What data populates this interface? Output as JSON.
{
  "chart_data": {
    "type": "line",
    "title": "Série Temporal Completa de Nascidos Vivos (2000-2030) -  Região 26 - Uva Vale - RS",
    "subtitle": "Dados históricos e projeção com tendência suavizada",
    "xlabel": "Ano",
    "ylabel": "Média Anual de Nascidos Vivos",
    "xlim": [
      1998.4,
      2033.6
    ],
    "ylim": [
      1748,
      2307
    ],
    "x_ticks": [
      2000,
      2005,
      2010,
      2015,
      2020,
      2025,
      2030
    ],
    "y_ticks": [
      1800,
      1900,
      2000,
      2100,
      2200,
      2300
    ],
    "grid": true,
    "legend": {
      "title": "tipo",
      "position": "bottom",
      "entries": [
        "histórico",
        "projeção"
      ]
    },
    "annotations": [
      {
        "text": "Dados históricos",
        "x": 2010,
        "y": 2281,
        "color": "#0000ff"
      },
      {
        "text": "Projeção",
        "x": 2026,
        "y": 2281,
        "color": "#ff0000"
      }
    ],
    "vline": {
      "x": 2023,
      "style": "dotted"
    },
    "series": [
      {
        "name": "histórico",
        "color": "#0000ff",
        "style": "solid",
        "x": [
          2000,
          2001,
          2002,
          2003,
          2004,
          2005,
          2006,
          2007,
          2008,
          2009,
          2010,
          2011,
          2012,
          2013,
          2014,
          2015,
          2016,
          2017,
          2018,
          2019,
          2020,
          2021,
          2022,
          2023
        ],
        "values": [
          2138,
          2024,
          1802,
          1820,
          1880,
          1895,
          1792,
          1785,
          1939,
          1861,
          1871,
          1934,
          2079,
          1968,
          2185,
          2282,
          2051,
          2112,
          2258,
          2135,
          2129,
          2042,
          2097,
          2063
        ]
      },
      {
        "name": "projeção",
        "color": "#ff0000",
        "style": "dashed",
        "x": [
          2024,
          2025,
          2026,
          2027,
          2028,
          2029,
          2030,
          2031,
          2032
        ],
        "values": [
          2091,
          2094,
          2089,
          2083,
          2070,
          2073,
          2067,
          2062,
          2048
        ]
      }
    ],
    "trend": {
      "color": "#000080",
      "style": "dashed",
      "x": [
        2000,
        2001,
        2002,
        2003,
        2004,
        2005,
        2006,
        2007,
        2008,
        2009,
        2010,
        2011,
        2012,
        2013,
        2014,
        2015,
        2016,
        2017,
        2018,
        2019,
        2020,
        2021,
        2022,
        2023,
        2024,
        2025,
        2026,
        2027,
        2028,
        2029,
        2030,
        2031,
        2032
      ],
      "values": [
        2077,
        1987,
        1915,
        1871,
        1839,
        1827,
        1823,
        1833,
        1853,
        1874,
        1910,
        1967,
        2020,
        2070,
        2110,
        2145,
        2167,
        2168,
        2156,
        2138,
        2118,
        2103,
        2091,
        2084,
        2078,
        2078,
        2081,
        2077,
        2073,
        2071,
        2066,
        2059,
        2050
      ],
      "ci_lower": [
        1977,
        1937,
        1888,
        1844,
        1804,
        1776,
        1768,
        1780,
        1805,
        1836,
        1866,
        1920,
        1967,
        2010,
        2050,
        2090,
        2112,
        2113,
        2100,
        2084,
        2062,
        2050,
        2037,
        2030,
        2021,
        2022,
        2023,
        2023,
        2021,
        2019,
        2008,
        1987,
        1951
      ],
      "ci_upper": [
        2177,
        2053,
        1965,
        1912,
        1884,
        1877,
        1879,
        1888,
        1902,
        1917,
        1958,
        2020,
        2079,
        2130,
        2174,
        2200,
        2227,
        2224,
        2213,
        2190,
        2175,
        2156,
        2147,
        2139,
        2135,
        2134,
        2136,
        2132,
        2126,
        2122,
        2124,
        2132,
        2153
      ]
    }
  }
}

— Aim —
Transcribe all entries exactly as they are given.

— The completed task —
What data populates this interface? Output as JSON.
{
  "chart_data": {
    "type": "line",
    "title": "Série Temporal Completa de Nascidos Vivos (2000-2030) -  Região 26 - Uva Vale - RS",
    "subtitle": "Dados históricos e projeção com tendência suavizada",
    "xlabel": "Ano",
    "ylabel": "Média Anual de Nascidos Vivos",
    "xlim": [
      1998.4,
      2033.6
    ],
    "ylim": [
      1748,
      2307
    ],
    "x_ticks": [
      2000,
      2005,
      2010,
      2015,
      2020,
      2025,
      2030
    ],
    "y_ticks": [
      1800,
      1900,
      2000,
      2100,
      2200,
      2300
    ],
    "grid": true,
    "legend": {
      "title": "tipo",
      "position": "bottom",
      "entries": [
        "histórico",
        "projeção"
      ]
    },
    "annotations": [
      {
        "text": "Dados históricos",
        "x": 2010,
        "y": 2281,
        "color": "#0000ff"
      },
      {
        "text": "Projeção",
        "x": 2026,
        "y": 2281,
        "color": "#ff0000"
      }
    ],
    "vline": {
      "x": 2023,
      "style": "dotted"
    },
    "series": [
      {
        "name": "histórico",
        "color": "#0000ff",
        "style": "solid",
        "x": [
          2000,
          2001,
          2002,
          2003,
          2004,
          2005,
          2006,
          2007,
          2008,
          2009,
          2010,
          2011,
          2012,
          2013,
          2014,
          2015,
          2016,
          2017,
          2018,
          2019,
          2020,
          2021,
          2022,
          2023
        ],
        "values": [
          2138,
          2024,
          1802,
          1820,
          1880,
          1895,
          1792,
          1785,
          1939,
          1861,
          1871,
          1934,
          2079,
          1968,
          2185,
          2282,
          2051,
          2112,
          2258,
          2135,
          2129,
          2042,
          2097,
          2063
        ]
      },
      {
        "name": "projeção",
        "color": "#ff0000",
        "style": "dashed",
        "x": [
          2024,
          2025,
          2026,
          2027,
          2028,
          2029,
          2030,
          2031,
          2032
        ],
        "values": [
          2091,
          2094,
          2089,
          2083,
          2070,
          2073,
          2067,
          2062,
          2048
        ]
      }
    ],
    "trend": {
      "color": "#000080",
      "style": "dashed",
      "x": [
        2000,
        2001,
        2002,
        2003,
        2004,
        2005,
        2006,
        2007,
        2008,
        2009,
        2010,
        2011,
        2012,
        2013,
        2014,
        2015,
        2016,
        2017,
        2018,
        2019,
        2020,
        2021,
        2022,
        2023,
        2024,
        2025,
        2026,
        2027,
        2028,
        2029,
        2030,
        2031,
        2032
      ],
      "values": [
        2077,
        1987,
        1915,
        1871,
        1839,
        1827,
        1823,
        1833,
        1853,
        1874,
        1910,
        1967,
        2020,
        2070,
        2110,
        2145,
        2167,
        2168,
        2156,
        2138,
        2118,
        2103,
        2091,
        2084,
        2078,
        2078,
        2081,
        2077,
        2073,
        2071,
        2066,
        2059,
        2050
      ],
      "ci_lower": [
        1977,
        1937,
        1888,
        1844,
        1804,
        1776,
        1768,
        1780,
        1805,
        1836,
        1866,
        1920,
        1967,
        2010,
        2050,
        2090,
        2112,
        2113,
        2100,
        2084,
        2062,
        2050,
        2037,
        2030,
        2021,
        2022,
        2023,
        2023,
        2021,
        2019,
        2008,
        1987,
        1951
      ],
      "ci_upper": [
        2177,
        2053,
        1965,
        1912,
        1884,
        1877,
        1879,
        1888,
        1902,
        1917,
        1958,
        2020,
        2079,
        2130,
        2174,
        2200,
        2227,
        2224,
        2213,
        2190,
        2175,
        2156,
        2147,
        2139,
        2135,
        2134,
        2136,
        2132,
        2126,
        2122,
        2124,
        2132,
        2153
      ]
    }
  }
}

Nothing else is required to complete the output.